Dataset records:
§ §
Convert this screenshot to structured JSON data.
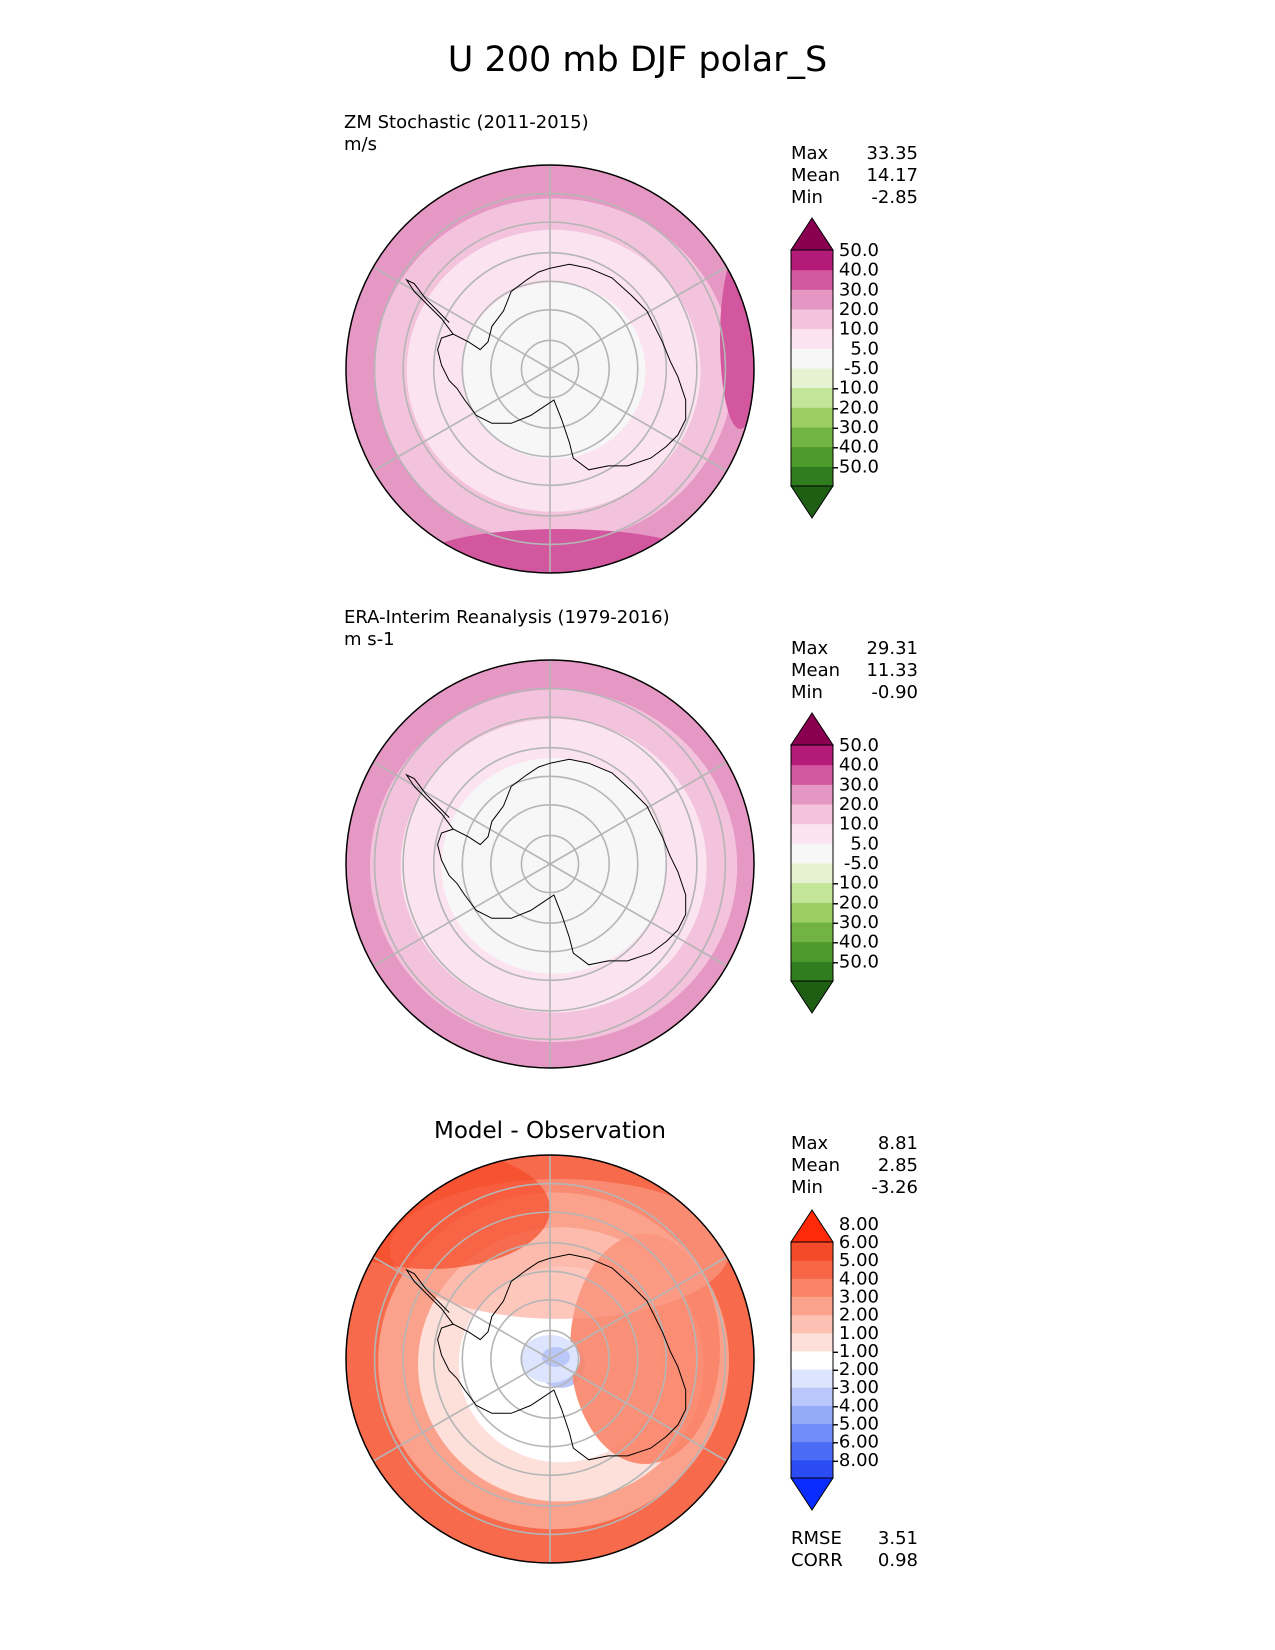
{
  "title": "U 200 mb DJF polar_S",
  "panels": [
    {
      "id": "test",
      "title_line1": "ZM Stochastic (2011-2015)",
      "title_line2": "m/s",
      "stats": [
        {
          "label": "Max",
          "value": "33.35"
        },
        {
          "label": "Mean",
          "value": "14.17"
        },
        {
          "label": "Min",
          "value": "-2.85"
        }
      ],
      "colorbar": {
        "colors": [
          "#1f5f14",
          "#2f7d1f",
          "#4f9a2d",
          "#72b444",
          "#9ccf63",
          "#c2e598",
          "#e6f3d2",
          "#f7f7f7",
          "#fbe4ef",
          "#f3c2dc",
          "#e696c3",
          "#d2579f",
          "#b41a78",
          "#8a0051"
        ],
        "labels": [
          "-50.0",
          "-40.0",
          "-30.0",
          "-20.0",
          "-10.0",
          "-5.0",
          "5.0",
          "10.0",
          "20.0",
          "30.0",
          "40.0",
          "50.0"
        ]
      },
      "rings": [
        {
          "rel": 1.0,
          "color": "#e698c4"
        },
        {
          "rel": 0.88,
          "color": "#f3c2dc"
        },
        {
          "rel": 0.72,
          "color": "#fbe4ef"
        },
        {
          "rel": 0.45,
          "color": "#f7f7f7"
        }
      ]
    },
    {
      "id": "ref",
      "title_line1": "ERA-Interim Reanalysis (1979-2016)",
      "title_line2": "m s-1",
      "stats": [
        {
          "label": "Max",
          "value": "29.31"
        },
        {
          "label": "Mean",
          "value": "11.33"
        },
        {
          "label": "Min",
          "value": "-0.90"
        }
      ],
      "colorbar": {
        "colors": [
          "#1f5f14",
          "#2f7d1f",
          "#4f9a2d",
          "#72b444",
          "#9ccf63",
          "#c2e598",
          "#e6f3d2",
          "#f7f7f7",
          "#fbe4ef",
          "#f3c2dc",
          "#e696c3",
          "#d2579f",
          "#b41a78",
          "#8a0051"
        ],
        "labels": [
          "-50.0",
          "-40.0",
          "-30.0",
          "-20.0",
          "-10.0",
          "-5.0",
          "5.0",
          "10.0",
          "20.0",
          "30.0",
          "40.0",
          "50.0"
        ]
      },
      "rings": [
        {
          "rel": 1.0,
          "color": "#e698c4"
        },
        {
          "rel": 0.9,
          "color": "#f3c2dc"
        },
        {
          "rel": 0.75,
          "color": "#fbe4ef"
        },
        {
          "rel": 0.55,
          "color": "#f7f7f7"
        }
      ]
    },
    {
      "id": "diff",
      "title_line1": "Model - Observation",
      "stats": [
        {
          "label": "Max",
          "value": "8.81"
        },
        {
          "label": "Mean",
          "value": "2.85"
        },
        {
          "label": "Min",
          "value": "-3.26"
        }
      ],
      "extra_stats": [
        {
          "label": "RMSE",
          "value": "3.51"
        },
        {
          "label": "CORR",
          "value": "0.98"
        }
      ],
      "colorbar": {
        "colors": [
          "#0a2cff",
          "#2b4cf5",
          "#4a6bf5",
          "#6f8cf7",
          "#94abf9",
          "#b9c7fb",
          "#dde4fd",
          "#ffffff",
          "#fde0da",
          "#fcc1b3",
          "#fba28d",
          "#f98468",
          "#f76546",
          "#f54a28",
          "#ff2a0a"
        ],
        "labels": [
          "-8.00",
          "-6.00",
          "-5.00",
          "-4.00",
          "-3.00",
          "-2.00",
          "-1.00",
          "1.00",
          "2.00",
          "3.00",
          "4.00",
          "5.00",
          "6.00",
          "8.00"
        ]
      },
      "rings": [
        {
          "rel": 1.0,
          "color": "#f76a4c"
        },
        {
          "rel": 0.86,
          "color": "#fba28d"
        },
        {
          "rel": 0.7,
          "color": "#fde0da"
        },
        {
          "rel": 0.5,
          "color": "#ffffff"
        },
        {
          "rel": 0.12,
          "color": "#b9c7fb"
        }
      ]
    }
  ]
}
§ §
— Request —
Every entry above needs to be retyped exactly; drop the pictures.

— Output below —
Convert this screenshot to structured JSON data.
{
  "title": "U 200 mb DJF polar_S",
  "panels": [
    {
      "id": "test",
      "title_line1": "ZM Stochastic (2011-2015)",
      "title_line2": "m/s",
      "stats": [
        {
          "label": "Max",
          "value": "33.35"
        },
        {
          "label": "Mean",
          "value": "14.17"
        },
        {
          "label": "Min",
          "value": "-2.85"
        }
      ],
      "colorbar": {
        "colors": [
          "#1f5f14",
          "#2f7d1f",
          "#4f9a2d",
          "#72b444",
          "#9ccf63",
          "#c2e598",
          "#e6f3d2",
          "#f7f7f7",
          "#fbe4ef",
          "#f3c2dc",
          "#e696c3",
          "#d2579f",
          "#b41a78",
          "#8a0051"
        ],
        "labels": [
          "-50.0",
          "-40.0",
          "-30.0",
          "-20.0",
          "-10.0",
          "-5.0",
          "5.0",
          "10.0",
          "20.0",
          "30.0",
          "40.0",
          "50.0"
        ]
      },
      "rings": [
        {
          "rel": 1.0,
          "color": "#e698c4"
        },
        {
          "rel": 0.88,
          "color": "#f3c2dc"
        },
        {
          "rel": 0.72,
          "color": "#fbe4ef"
        },
        {
          "rel": 0.45,
          "color": "#f7f7f7"
        }
      ]
    },
    {
      "id": "ref",
      "title_line1": "ERA-Interim Reanalysis (1979-2016)",
      "title_line2": "m s-1",
      "stats": [
        {
          "label": "Max",
          "value": "29.31"
        },
        {
          "label": "Mean",
          "value": "11.33"
        },
        {
          "label": "Min",
          "value": "-0.90"
        }
      ],
      "colorbar": {
        "colors": [
          "#1f5f14",
          "#2f7d1f",
          "#4f9a2d",
          "#72b444",
          "#9ccf63",
          "#c2e598",
          "#e6f3d2",
          "#f7f7f7",
          "#fbe4ef",
          "#f3c2dc",
          "#e696c3",
          "#d2579f",
          "#b41a78",
          "#8a0051"
        ],
        "labels": [
          "-50.0",
          "-40.0",
          "-30.0",
          "-20.0",
          "-10.0",
          "-5.0",
          "5.0",
          "10.0",
          "20.0",
          "30.0",
          "40.0",
          "50.0"
        ]
      },
      "rings": [
        {
          "rel": 1.0,
          "color": "#e698c4"
        },
        {
          "rel": 0.9,
          "color": "#f3c2dc"
        },
        {
          "rel": 0.75,
          "color": "#fbe4ef"
        },
        {
          "rel": 0.55,
          "color": "#f7f7f7"
        }
      ]
    },
    {
      "id": "diff",
      "title_line1": "Model - Observation",
      "stats": [
        {
          "label": "Max",
          "value": "8.81"
        },
        {
          "label": "Mean",
          "value": "2.85"
        },
        {
          "label": "Min",
          "value": "-3.26"
        }
      ],
      "extra_stats": [
        {
          "label": "RMSE",
          "value": "3.51"
        },
        {
          "label": "CORR",
          "value": "0.98"
        }
      ],
      "colorbar": {
        "colors": [
          "#0a2cff",
          "#2b4cf5",
          "#4a6bf5",
          "#6f8cf7",
          "#94abf9",
          "#b9c7fb",
          "#dde4fd",
          "#ffffff",
          "#fde0da",
          "#fcc1b3",
          "#fba28d",
          "#f98468",
          "#f76546",
          "#f54a28",
          "#ff2a0a"
        ],
        "labels": [
          "-8.00",
          "-6.00",
          "-5.00",
          "-4.00",
          "-3.00",
          "-2.00",
          "-1.00",
          "1.00",
          "2.00",
          "3.00",
          "4.00",
          "5.00",
          "6.00",
          "8.00"
        ]
      },
      "rings": [
        {
          "rel": 1.0,
          "color": "#f76a4c"
        },
        {
          "rel": 0.86,
          "color": "#fba28d"
        },
        {
          "rel": 0.7,
          "color": "#fde0da"
        },
        {
          "rel": 0.5,
          "color": "#ffffff"
        },
        {
          "rel": 0.12,
          "color": "#b9c7fb"
        }
      ]
    }
  ]
}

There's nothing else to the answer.